EXERCISE INPUT ▸
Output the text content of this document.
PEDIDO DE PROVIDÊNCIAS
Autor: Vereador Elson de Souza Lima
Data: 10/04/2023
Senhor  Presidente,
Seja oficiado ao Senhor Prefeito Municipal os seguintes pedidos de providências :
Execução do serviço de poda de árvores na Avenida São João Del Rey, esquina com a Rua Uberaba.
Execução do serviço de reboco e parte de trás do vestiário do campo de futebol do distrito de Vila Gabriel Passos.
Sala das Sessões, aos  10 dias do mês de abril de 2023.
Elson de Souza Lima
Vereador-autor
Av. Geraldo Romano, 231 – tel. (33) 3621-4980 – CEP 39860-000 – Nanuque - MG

...

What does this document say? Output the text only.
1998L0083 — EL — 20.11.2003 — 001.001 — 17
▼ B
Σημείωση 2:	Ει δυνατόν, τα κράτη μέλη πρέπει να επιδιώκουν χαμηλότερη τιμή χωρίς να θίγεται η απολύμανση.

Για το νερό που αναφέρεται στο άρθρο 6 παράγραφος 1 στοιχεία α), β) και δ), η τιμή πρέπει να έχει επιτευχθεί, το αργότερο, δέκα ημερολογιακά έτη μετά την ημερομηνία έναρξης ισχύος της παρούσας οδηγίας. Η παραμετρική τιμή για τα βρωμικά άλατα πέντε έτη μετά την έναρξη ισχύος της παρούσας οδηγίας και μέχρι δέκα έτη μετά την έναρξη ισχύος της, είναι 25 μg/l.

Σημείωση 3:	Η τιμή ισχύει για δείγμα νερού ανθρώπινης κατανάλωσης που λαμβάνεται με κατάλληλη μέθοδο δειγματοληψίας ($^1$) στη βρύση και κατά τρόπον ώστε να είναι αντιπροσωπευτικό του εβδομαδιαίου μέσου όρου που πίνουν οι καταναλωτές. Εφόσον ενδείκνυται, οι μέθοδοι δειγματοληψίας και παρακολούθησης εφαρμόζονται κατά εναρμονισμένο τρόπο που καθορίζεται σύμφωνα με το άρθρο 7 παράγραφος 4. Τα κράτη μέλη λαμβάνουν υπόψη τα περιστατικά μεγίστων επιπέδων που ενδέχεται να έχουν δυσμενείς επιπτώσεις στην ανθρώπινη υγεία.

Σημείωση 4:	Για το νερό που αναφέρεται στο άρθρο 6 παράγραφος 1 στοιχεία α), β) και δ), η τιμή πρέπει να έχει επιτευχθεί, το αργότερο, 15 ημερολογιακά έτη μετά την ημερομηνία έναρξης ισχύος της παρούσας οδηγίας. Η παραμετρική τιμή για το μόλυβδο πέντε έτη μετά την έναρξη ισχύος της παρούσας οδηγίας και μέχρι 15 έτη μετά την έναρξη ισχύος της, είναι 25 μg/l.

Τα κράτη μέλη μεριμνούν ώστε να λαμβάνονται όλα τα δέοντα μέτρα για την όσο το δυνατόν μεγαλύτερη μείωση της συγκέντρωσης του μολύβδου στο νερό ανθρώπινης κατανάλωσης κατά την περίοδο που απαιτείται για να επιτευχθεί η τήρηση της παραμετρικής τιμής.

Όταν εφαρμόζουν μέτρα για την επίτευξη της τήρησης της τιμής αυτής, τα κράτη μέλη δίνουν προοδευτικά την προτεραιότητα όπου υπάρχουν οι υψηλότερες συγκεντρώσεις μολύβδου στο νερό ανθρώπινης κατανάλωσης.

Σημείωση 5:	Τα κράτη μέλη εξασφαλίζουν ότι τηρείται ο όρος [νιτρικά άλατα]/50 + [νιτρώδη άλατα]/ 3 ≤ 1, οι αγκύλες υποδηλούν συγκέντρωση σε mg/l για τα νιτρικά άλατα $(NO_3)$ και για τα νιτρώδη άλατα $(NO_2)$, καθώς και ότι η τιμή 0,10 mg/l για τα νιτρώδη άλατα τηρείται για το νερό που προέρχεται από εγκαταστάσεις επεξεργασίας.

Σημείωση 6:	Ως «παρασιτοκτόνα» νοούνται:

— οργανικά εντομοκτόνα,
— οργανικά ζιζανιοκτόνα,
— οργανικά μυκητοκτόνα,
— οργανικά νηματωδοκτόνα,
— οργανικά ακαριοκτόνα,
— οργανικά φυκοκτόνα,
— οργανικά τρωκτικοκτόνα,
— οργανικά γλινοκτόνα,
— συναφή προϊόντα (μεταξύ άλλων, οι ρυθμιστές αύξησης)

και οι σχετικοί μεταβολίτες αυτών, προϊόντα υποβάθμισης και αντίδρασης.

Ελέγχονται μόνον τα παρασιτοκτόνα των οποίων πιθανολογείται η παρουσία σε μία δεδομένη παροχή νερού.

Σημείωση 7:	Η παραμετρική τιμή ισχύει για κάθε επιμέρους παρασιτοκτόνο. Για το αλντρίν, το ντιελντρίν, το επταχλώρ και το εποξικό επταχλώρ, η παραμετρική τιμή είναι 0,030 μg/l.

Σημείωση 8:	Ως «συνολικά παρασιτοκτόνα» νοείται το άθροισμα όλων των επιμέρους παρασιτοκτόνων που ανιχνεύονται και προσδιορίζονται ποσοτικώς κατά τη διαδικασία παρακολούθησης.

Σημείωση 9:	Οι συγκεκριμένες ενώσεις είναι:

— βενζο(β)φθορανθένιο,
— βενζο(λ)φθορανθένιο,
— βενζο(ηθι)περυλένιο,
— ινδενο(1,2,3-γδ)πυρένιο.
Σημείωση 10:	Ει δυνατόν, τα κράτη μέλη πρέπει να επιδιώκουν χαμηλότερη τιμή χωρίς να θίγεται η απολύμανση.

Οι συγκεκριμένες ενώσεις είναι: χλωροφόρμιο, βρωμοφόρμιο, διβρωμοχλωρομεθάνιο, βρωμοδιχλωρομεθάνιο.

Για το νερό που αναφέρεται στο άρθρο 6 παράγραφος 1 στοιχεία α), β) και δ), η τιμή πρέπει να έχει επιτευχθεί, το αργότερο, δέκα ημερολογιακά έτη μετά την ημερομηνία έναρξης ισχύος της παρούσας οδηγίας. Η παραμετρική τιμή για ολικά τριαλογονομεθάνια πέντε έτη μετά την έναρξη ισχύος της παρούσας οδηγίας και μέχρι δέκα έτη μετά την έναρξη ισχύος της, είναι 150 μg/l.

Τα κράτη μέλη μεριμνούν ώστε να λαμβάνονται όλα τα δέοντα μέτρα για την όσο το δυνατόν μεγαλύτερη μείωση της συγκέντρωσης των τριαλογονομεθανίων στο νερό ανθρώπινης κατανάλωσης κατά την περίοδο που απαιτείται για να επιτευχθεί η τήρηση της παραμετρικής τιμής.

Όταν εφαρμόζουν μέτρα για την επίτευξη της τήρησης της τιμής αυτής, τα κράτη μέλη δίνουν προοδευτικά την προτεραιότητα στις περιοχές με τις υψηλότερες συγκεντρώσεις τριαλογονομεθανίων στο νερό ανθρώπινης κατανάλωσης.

---

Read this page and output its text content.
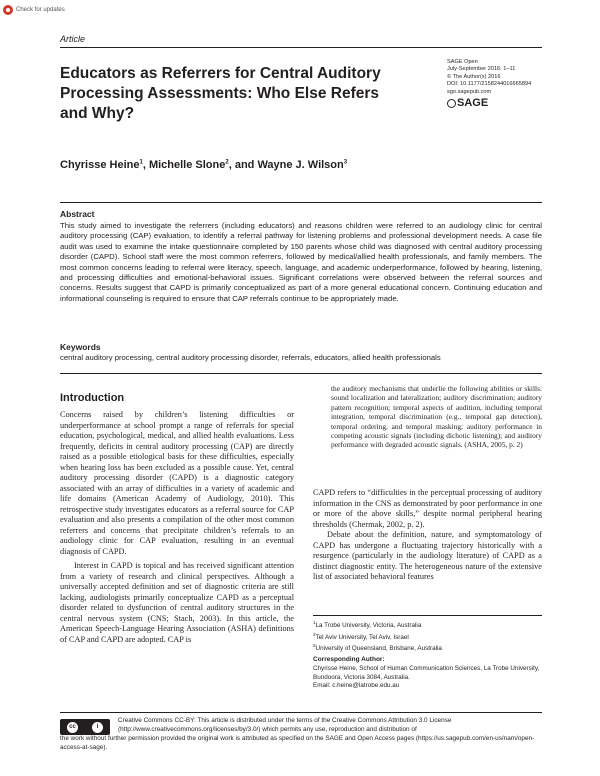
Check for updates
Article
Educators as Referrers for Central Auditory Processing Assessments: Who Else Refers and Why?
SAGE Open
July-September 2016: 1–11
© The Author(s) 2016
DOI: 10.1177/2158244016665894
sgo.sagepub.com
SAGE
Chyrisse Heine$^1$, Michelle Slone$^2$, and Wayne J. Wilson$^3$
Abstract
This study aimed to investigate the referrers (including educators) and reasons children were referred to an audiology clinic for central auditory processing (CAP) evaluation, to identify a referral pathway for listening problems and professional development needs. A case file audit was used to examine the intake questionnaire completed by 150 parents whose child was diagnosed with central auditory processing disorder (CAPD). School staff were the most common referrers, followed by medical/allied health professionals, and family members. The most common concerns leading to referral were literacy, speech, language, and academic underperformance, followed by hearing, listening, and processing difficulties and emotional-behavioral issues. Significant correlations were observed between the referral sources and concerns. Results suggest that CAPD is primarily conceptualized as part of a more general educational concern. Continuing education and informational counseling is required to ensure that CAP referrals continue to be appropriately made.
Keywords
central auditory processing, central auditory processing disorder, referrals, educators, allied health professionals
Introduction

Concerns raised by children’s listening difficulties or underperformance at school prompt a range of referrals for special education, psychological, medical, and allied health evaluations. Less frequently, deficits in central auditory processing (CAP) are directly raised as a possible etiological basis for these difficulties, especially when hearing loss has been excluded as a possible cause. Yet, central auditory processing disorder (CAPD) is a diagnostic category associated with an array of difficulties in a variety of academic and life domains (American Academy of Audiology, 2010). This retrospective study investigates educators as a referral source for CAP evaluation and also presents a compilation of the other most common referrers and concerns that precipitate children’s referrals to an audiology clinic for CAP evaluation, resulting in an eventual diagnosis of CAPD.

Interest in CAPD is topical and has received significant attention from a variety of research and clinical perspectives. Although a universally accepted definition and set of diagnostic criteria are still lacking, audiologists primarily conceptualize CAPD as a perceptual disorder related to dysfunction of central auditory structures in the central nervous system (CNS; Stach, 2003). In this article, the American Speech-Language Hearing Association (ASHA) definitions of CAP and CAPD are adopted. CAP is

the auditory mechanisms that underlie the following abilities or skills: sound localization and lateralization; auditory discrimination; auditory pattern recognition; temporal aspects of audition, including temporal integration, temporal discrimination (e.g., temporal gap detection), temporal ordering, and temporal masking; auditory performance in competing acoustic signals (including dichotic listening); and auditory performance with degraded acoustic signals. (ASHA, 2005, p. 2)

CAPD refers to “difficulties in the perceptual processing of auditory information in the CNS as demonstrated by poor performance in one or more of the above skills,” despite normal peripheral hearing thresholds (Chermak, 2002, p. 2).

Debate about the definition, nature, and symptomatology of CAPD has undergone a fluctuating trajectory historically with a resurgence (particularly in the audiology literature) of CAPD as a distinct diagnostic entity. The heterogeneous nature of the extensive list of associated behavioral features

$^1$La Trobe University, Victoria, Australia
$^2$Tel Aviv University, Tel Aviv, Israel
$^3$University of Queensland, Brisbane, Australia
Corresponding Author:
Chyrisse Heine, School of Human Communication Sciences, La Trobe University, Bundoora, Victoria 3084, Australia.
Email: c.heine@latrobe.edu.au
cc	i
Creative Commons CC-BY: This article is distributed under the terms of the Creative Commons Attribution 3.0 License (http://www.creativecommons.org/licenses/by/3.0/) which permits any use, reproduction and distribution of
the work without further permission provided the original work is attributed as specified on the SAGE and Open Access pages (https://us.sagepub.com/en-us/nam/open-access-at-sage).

JOB ▸ Scan the listing above. Collect all lines with the word "document".

SOLUTION ▸
Output the text content of this document.
What does this document say? Output the text only.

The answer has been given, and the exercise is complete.